Stored data entries:
╭──

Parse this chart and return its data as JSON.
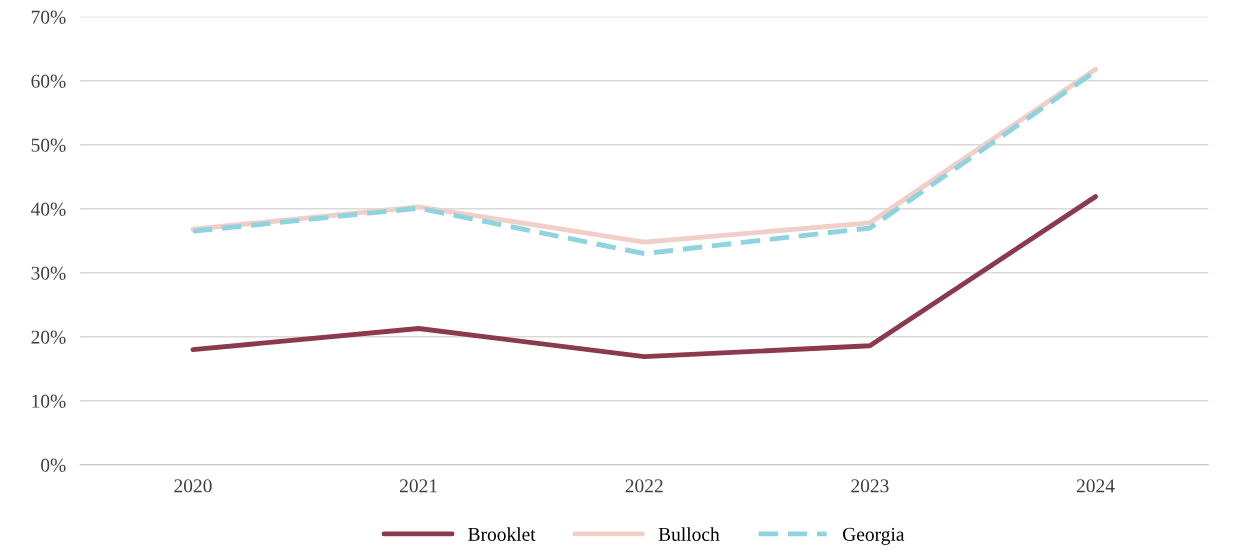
{
  "chart_data": {
    "type": "line",
    "categories": [
      "2020",
      "2021",
      "2022",
      "2023",
      "2024"
    ],
    "series": [
      {
        "name": "Brooklet",
        "color": "#8b3a4e",
        "line_style": "solid",
        "values": [
          18,
          21.3,
          16.9,
          18.6,
          41.9
        ]
      },
      {
        "name": "Bulloch",
        "color": "#f0cfc9",
        "line_style": "solid",
        "values": [
          36.8,
          40.3,
          34.8,
          37.8,
          61.8
        ]
      },
      {
        "name": "Georgia",
        "color": "#8fd3df",
        "line_style": "dashed",
        "values": [
          36.5,
          40.1,
          33.0,
          37.0,
          61.5
        ]
      }
    ],
    "ylim": [
      0,
      70
    ],
    "yticks": [
      {
        "value": 0,
        "label": "0%"
      },
      {
        "value": 10,
        "label": "10%"
      },
      {
        "value": 20,
        "label": "20%"
      },
      {
        "value": 30,
        "label": "30%"
      },
      {
        "value": 40,
        "label": "40%"
      },
      {
        "value": 50,
        "label": "50%"
      },
      {
        "value": 60,
        "label": "60%"
      },
      {
        "value": 70,
        "label": "70%"
      }
    ],
    "grid": "y",
    "legend": "bottom",
    "marker": "none"
  }
}
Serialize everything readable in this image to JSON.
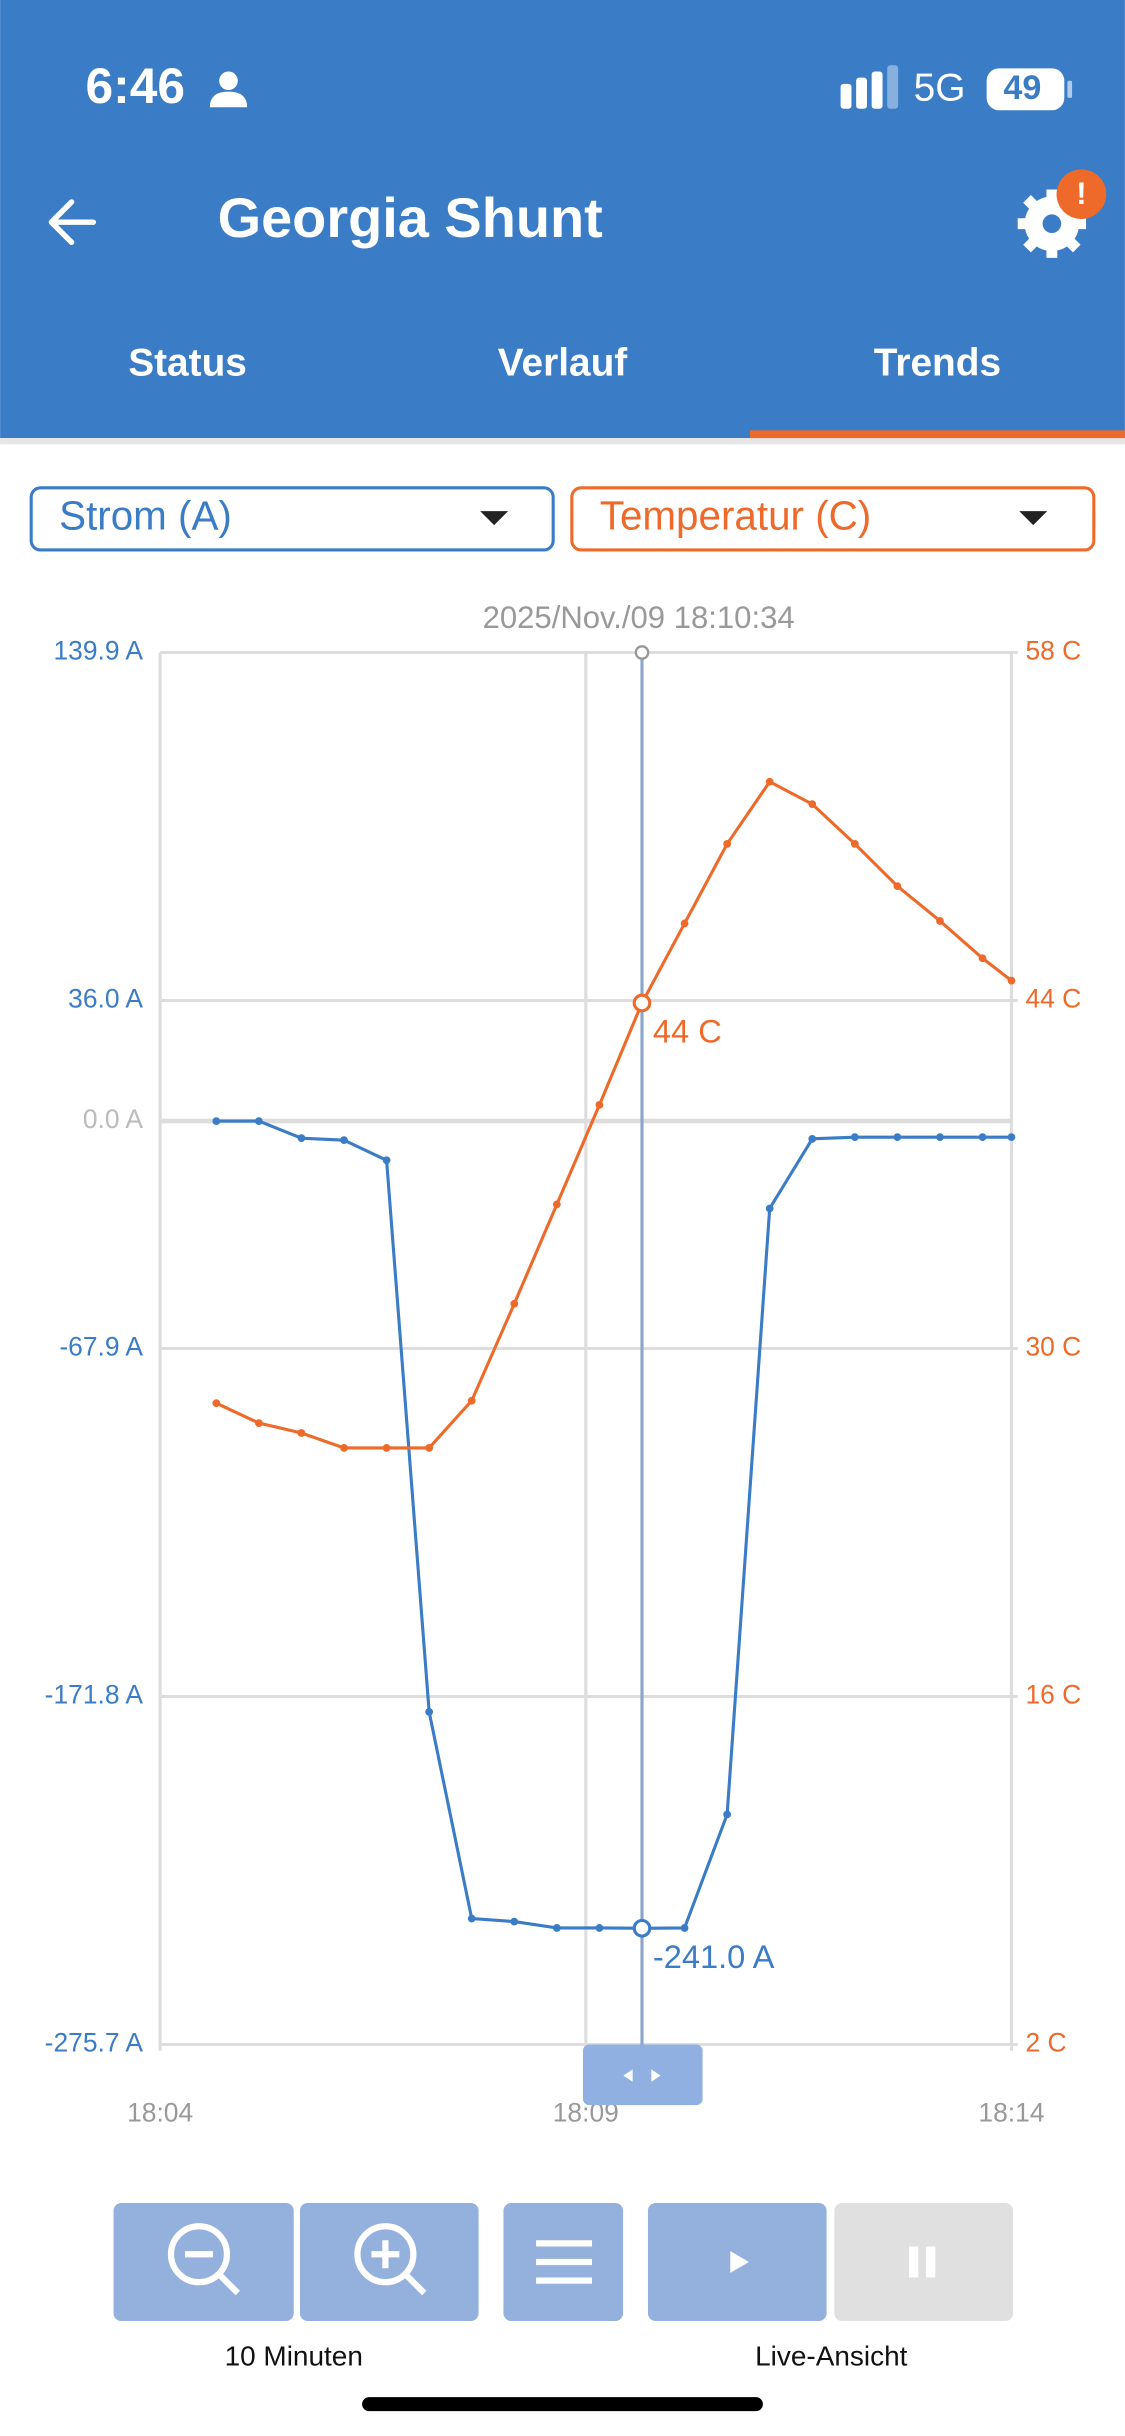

╰──

Exercise task:
Where a line holds the string "this", copy that line.

Result of the task:
Parse this chart and return its data as JSON.
Serialize everything readable in this image to JSON.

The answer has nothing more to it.